[What this task involves]
Tell how many lines in these records contain the string "Kirish", with only the number as the reply.

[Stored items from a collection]
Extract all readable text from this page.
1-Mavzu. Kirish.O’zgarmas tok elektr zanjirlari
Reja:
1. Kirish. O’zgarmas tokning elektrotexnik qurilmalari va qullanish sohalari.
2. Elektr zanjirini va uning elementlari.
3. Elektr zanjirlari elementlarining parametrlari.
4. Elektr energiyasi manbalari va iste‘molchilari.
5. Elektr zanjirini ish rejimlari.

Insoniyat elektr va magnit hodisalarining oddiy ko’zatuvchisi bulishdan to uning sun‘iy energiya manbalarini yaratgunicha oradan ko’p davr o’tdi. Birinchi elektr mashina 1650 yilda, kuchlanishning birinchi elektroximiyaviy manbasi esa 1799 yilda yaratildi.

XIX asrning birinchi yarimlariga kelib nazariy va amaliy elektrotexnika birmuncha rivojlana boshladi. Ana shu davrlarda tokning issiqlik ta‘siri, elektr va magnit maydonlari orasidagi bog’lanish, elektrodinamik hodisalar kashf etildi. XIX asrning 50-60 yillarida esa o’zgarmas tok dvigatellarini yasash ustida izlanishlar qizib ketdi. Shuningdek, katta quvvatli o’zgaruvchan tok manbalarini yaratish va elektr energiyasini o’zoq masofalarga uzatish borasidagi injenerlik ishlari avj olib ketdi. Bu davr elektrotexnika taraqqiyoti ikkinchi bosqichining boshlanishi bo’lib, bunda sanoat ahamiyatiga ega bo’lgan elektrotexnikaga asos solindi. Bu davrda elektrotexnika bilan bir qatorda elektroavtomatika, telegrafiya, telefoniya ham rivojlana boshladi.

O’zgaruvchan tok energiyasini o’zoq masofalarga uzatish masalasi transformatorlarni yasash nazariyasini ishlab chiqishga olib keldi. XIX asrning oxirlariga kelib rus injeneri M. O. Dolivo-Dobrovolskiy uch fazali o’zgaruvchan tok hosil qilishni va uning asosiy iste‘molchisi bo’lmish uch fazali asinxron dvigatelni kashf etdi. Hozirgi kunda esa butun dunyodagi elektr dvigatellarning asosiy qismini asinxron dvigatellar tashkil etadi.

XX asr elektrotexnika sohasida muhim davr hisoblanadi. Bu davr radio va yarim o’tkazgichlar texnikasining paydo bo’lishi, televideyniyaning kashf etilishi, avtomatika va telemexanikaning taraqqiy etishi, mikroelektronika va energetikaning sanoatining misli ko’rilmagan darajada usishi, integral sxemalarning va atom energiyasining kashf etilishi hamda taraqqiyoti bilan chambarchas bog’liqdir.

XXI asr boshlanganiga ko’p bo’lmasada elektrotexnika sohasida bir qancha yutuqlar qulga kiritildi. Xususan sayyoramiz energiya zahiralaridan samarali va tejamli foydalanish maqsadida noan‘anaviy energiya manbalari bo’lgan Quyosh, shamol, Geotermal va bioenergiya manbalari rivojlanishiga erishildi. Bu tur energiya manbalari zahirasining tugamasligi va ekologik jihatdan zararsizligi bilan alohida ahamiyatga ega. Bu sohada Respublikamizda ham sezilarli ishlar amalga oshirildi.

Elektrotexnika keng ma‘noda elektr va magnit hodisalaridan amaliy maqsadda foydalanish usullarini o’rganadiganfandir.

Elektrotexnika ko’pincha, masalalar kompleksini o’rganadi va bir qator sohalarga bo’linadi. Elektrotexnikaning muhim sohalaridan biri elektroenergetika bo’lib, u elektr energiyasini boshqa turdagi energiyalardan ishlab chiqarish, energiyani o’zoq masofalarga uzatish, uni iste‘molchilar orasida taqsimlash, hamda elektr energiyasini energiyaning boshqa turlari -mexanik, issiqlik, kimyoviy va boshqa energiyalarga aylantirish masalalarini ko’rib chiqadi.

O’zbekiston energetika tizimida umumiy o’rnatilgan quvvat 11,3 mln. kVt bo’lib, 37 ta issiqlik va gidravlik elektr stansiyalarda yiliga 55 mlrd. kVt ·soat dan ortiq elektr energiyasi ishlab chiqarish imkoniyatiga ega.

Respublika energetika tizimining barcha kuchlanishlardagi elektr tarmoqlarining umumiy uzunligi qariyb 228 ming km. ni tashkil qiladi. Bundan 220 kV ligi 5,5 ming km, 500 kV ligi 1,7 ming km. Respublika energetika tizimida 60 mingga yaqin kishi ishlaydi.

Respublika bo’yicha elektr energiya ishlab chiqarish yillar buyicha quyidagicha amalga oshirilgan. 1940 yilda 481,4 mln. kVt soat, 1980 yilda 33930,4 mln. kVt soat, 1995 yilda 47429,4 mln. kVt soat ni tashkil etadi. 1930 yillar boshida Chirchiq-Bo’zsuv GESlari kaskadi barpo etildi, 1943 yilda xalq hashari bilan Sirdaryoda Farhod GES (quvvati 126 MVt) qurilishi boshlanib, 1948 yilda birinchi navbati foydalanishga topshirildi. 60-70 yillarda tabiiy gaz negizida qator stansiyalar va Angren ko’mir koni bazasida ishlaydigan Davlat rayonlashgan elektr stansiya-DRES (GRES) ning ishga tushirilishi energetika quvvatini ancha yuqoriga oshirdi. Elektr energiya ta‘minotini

[Exercise result]
2